- **What is needed**: Will you quote all of the entries, word for word?

- **Task material**:
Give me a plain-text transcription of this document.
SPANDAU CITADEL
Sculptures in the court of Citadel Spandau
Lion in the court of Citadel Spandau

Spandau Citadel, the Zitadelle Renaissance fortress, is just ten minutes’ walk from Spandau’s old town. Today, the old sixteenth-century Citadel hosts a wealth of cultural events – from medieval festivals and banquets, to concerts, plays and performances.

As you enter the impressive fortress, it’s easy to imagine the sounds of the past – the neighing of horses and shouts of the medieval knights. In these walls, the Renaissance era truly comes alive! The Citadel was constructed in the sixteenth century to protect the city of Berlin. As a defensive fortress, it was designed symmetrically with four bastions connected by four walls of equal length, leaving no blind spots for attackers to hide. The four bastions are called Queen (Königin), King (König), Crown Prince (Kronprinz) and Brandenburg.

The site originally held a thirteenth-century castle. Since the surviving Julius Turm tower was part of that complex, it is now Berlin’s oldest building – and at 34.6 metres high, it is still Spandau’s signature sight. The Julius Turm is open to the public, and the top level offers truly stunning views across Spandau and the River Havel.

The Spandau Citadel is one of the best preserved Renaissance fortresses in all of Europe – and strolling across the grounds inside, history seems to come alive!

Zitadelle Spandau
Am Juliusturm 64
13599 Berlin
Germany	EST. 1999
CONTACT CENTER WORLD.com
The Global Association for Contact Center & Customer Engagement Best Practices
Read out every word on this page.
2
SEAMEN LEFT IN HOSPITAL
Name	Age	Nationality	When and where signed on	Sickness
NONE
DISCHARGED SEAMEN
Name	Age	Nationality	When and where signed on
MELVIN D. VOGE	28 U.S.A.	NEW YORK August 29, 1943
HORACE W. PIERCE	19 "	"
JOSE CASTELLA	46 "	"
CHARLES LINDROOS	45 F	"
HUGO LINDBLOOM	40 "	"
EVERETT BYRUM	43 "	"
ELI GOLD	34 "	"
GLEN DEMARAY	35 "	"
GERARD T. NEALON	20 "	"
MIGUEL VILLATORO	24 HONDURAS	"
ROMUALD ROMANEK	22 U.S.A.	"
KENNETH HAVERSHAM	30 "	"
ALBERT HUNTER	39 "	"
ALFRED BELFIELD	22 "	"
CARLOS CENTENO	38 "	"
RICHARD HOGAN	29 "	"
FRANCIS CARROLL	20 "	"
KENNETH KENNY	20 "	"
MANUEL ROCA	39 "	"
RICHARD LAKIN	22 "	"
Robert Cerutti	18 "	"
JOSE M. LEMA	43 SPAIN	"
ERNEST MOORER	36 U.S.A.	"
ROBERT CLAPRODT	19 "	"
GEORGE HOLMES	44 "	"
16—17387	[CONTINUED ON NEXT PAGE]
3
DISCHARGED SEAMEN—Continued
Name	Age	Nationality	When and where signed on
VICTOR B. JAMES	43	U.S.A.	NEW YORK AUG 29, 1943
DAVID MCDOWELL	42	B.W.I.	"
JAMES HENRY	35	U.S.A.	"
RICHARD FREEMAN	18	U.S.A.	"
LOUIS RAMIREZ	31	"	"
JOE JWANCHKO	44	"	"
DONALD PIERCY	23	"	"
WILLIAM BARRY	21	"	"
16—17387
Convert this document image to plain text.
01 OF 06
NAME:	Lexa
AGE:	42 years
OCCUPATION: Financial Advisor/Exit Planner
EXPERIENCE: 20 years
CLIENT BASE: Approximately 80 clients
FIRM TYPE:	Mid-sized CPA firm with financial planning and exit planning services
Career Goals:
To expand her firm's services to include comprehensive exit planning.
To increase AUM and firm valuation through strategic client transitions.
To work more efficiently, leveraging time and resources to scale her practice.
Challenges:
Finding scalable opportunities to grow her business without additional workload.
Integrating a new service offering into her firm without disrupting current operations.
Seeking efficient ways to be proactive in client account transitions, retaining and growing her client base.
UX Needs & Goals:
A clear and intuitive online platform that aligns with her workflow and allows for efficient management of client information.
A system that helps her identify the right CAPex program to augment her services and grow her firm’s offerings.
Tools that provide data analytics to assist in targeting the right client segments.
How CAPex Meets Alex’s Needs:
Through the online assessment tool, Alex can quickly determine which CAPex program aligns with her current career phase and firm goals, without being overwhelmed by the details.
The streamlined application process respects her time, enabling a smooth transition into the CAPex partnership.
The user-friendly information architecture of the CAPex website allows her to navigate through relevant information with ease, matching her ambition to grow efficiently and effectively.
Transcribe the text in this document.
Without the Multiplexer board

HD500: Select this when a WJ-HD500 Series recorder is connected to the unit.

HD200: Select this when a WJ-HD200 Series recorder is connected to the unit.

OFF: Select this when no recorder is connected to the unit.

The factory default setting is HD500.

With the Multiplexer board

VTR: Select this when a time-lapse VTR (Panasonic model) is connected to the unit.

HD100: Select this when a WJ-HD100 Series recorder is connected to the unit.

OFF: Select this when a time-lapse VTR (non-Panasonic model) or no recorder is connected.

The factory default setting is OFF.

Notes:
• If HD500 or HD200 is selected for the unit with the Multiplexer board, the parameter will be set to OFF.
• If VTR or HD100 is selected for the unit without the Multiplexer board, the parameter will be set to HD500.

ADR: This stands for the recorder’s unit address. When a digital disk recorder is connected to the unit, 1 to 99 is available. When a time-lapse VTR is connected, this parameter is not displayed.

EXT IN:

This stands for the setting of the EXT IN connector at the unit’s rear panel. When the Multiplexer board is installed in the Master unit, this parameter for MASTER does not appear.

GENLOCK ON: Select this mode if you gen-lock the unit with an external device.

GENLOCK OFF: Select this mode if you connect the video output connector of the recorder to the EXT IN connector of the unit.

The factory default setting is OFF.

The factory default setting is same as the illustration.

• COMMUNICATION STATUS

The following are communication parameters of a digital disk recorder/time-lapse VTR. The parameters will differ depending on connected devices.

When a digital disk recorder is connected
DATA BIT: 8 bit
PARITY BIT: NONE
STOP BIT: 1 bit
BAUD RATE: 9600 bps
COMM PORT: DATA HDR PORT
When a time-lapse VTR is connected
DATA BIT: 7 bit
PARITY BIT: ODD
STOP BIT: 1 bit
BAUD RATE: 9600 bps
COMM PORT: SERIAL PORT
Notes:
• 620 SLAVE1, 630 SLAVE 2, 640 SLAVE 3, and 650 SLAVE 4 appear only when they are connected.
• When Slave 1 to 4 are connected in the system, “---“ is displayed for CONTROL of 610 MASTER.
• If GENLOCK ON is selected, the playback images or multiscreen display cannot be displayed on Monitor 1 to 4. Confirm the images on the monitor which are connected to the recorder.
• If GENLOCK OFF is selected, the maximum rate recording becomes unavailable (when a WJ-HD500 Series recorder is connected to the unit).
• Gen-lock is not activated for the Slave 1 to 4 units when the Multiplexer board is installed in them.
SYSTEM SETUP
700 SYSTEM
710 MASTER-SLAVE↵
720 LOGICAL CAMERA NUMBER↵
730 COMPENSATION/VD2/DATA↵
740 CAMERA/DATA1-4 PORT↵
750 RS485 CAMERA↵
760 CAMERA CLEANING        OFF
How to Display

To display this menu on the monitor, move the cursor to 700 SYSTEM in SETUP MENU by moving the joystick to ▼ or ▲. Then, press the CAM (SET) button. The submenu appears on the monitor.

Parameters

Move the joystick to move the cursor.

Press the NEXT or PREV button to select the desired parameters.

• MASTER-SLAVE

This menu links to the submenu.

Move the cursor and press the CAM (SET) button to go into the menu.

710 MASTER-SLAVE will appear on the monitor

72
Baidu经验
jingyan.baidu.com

- **Solution**:
Give me a plain-text transcription of this document.
SPANDAU CITADEL
Sculptures in the court of Citadel Spandau
Lion in the court of Citadel Spandau

Spandau Citadel, the Zitadelle Renaissance fortress, is just ten minutes’ walk from Spandau’s old town. Today, the old sixteenth-century Citadel hosts a wealth of cultural events – from medieval festivals and banquets, to concerts, plays and performances.

As you enter the impressive fortress, it’s easy to imagine the sounds of the past – the neighing of horses and shouts of the medieval knights. In these walls, the Renaissance era truly comes alive! The Citadel was constructed in the sixteenth century to protect the city of Berlin. As a defensive fortress, it was designed symmetrically with four bastions connected by four walls of equal length, leaving no blind spots for attackers to hide. The four bastions are called Queen (Königin), King (König), Crown Prince (Kronprinz) and Brandenburg.

The site originally held a thirteenth-century castle. Since the surviving Julius Turm tower was part of that complex, it is now Berlin’s oldest building – and at 34.6 metres high, it is still Spandau’s signature sight. The Julius Turm is open to the public, and the top level offers truly stunning views across Spandau and the River Havel.

The Spandau Citadel is one of the best preserved Renaissance fortresses in all of Europe – and strolling across the grounds inside, history seems to come alive!

Zitadelle Spandau
Am Juliusturm 64
13599 Berlin
Germany	EST. 1999
CONTACT CENTER WORLD.com
The Global Association for Contact Center & Customer Engagement Best Practices
Read out every word on this page.
2
SEAMEN LEFT IN HOSPITAL
Name	Age	Nationality	When and where signed on	Sickness
NONE
DISCHARGED SEAMEN
Name	Age	Nationality	When and where signed on
MELVIN D. VOGE	28 U.S.A.	NEW YORK August 29, 1943
HORACE W. PIERCE	19 "	"
JOSE CASTELLA	46 "	"
CHARLES LINDROOS	45 F	"
HUGO LINDBLOOM	40 "	"
EVERETT BYRUM	43 "	"
ELI GOLD	34 "	"
GLEN DEMARAY	35 "	"
GERARD T. NEALON	20 "	"
MIGUEL VILLATORO	24 HONDURAS	"
ROMUALD ROMANEK	22 U.S.A.	"
KENNETH HAVERSHAM	30 "	"
ALBERT HUNTER	39 "	"
ALFRED BELFIELD	22 "	"
CARLOS CENTENO	38 "	"
RICHARD HOGAN	29 "	"
FRANCIS CARROLL	20 "	"
KENNETH KENNY	20 "	"
MANUEL ROCA	39 "	"
RICHARD LAKIN	22 "	"
Robert Cerutti	18 "	"
JOSE M. LEMA	43 SPAIN	"
ERNEST MOORER	36 U.S.A.	"
ROBERT CLAPRODT	19 "	"
GEORGE HOLMES	44 "	"
16—17387	[CONTINUED ON NEXT PAGE]
3
DISCHARGED SEAMEN—Continued
Name	Age	Nationality	When and where signed on
VICTOR B. JAMES	43	U.S.A.	NEW YORK AUG 29, 1943
DAVID MCDOWELL	42	B.W.I.	"
JAMES HENRY	35	U.S.A.	"
RICHARD FREEMAN	18	U.S.A.	"
LOUIS RAMIREZ	31	"	"
JOE JWANCHKO	44	"	"
DONALD PIERCY	23	"	"
WILLIAM BARRY	21	"	"
16—17387
Convert this document image to plain text.
01 OF 06
NAME:	Lexa
AGE:	42 years
OCCUPATION: Financial Advisor/Exit Planner
EXPERIENCE: 20 years
CLIENT BASE: Approximately 80 clients
FIRM TYPE:	Mid-sized CPA firm with financial planning and exit planning services
Career Goals:
To expand her firm's services to include comprehensive exit planning.
To increase AUM and firm valuation through strategic client transitions.
To work more efficiently, leveraging time and resources to scale her practice.
Challenges:
Finding scalable opportunities to grow her business without additional workload.
Integrating a new service offering into her firm without disrupting current operations.
Seeking efficient ways to be proactive in client account transitions, retaining and growing her client base.
UX Needs & Goals:
A clear and intuitive online platform that aligns with her workflow and allows for efficient management of client information.
A system that helps her identify the right CAPex program to augment her services and grow her firm’s offerings.
Tools that provide data analytics to assist in targeting the right client segments.
How CAPex Meets Alex’s Needs:
Through the online assessment tool, Alex can quickly determine which CAPex program aligns with her current career phase and firm goals, without being overwhelmed by the details.
The streamlined application process respects her time, enabling a smooth transition into the CAPex partnership.
The user-friendly information architecture of the CAPex website allows her to navigate through relevant information with ease, matching her ambition to grow efficiently and effectively.
Transcribe the text in this document.
Without the Multiplexer board

HD500: Select this when a WJ-HD500 Series recorder is connected to the unit.

HD200: Select this when a WJ-HD200 Series recorder is connected to the unit.

OFF: Select this when no recorder is connected to the unit.

The factory default setting is HD500.

With the Multiplexer board

VTR: Select this when a time-lapse VTR (Panasonic model) is connected to the unit.

HD100: Select this when a WJ-HD100 Series recorder is connected to the unit.

OFF: Select this when a time-lapse VTR (non-Panasonic model) or no recorder is connected.

The factory default setting is OFF.

Notes:
• If HD500 or HD200 is selected for the unit with the Multiplexer board, the parameter will be set to OFF.
• If VTR or HD100 is selected for the unit without the Multiplexer board, the parameter will be set to HD500.

ADR: This stands for the recorder’s unit address. When a digital disk recorder is connected to the unit, 1 to 99 is available. When a time-lapse VTR is connected, this parameter is not displayed.

EXT IN:

This stands for the setting of the EXT IN connector at the unit’s rear panel. When the Multiplexer board is installed in the Master unit, this parameter for MASTER does not appear.

GENLOCK ON: Select this mode if you gen-lock the unit with an external device.

GENLOCK OFF: Select this mode if you connect the video output connector of the recorder to the EXT IN connector of the unit.

The factory default setting is OFF.

The factory default setting is same as the illustration.

• COMMUNICATION STATUS

The following are communication parameters of a digital disk recorder/time-lapse VTR. The parameters will differ depending on connected devices.

When a digital disk recorder is connected
DATA BIT: 8 bit
PARITY BIT: NONE
STOP BIT: 1 bit
BAUD RATE: 9600 bps
COMM PORT: DATA HDR PORT
When a time-lapse VTR is connected
DATA BIT: 7 bit
PARITY BIT: ODD
STOP BIT: 1 bit
BAUD RATE: 9600 bps
COMM PORT: SERIAL PORT
Notes:
• 620 SLAVE1, 630 SLAVE 2, 640 SLAVE 3, and 650 SLAVE 4 appear only when they are connected.
• When Slave 1 to 4 are connected in the system, “---“ is displayed for CONTROL of 610 MASTER.
• If GENLOCK ON is selected, the playback images or multiscreen display cannot be displayed on Monitor 1 to 4. Confirm the images on the monitor which are connected to the recorder.
• If GENLOCK OFF is selected, the maximum rate recording becomes unavailable (when a WJ-HD500 Series recorder is connected to the unit).
• Gen-lock is not activated for the Slave 1 to 4 units when the Multiplexer board is installed in them.
SYSTEM SETUP
700 SYSTEM
710 MASTER-SLAVE↵
720 LOGICAL CAMERA NUMBER↵
730 COMPENSATION/VD2/DATA↵
740 CAMERA/DATA1-4 PORT↵
750 RS485 CAMERA↵
760 CAMERA CLEANING        OFF
How to Display

To display this menu on the monitor, move the cursor to 700 SYSTEM in SETUP MENU by moving the joystick to ▼ or ▲. Then, press the CAM (SET) button. The submenu appears on the monitor.

Parameters

Move the joystick to move the cursor.

Press the NEXT or PREV button to select the desired parameters.

• MASTER-SLAVE

This menu links to the submenu.

Move the cursor and press the CAM (SET) button to go into the menu.

710 MASTER-SLAVE will appear on the monitor

72
Baidu经验
jingyan.baidu.com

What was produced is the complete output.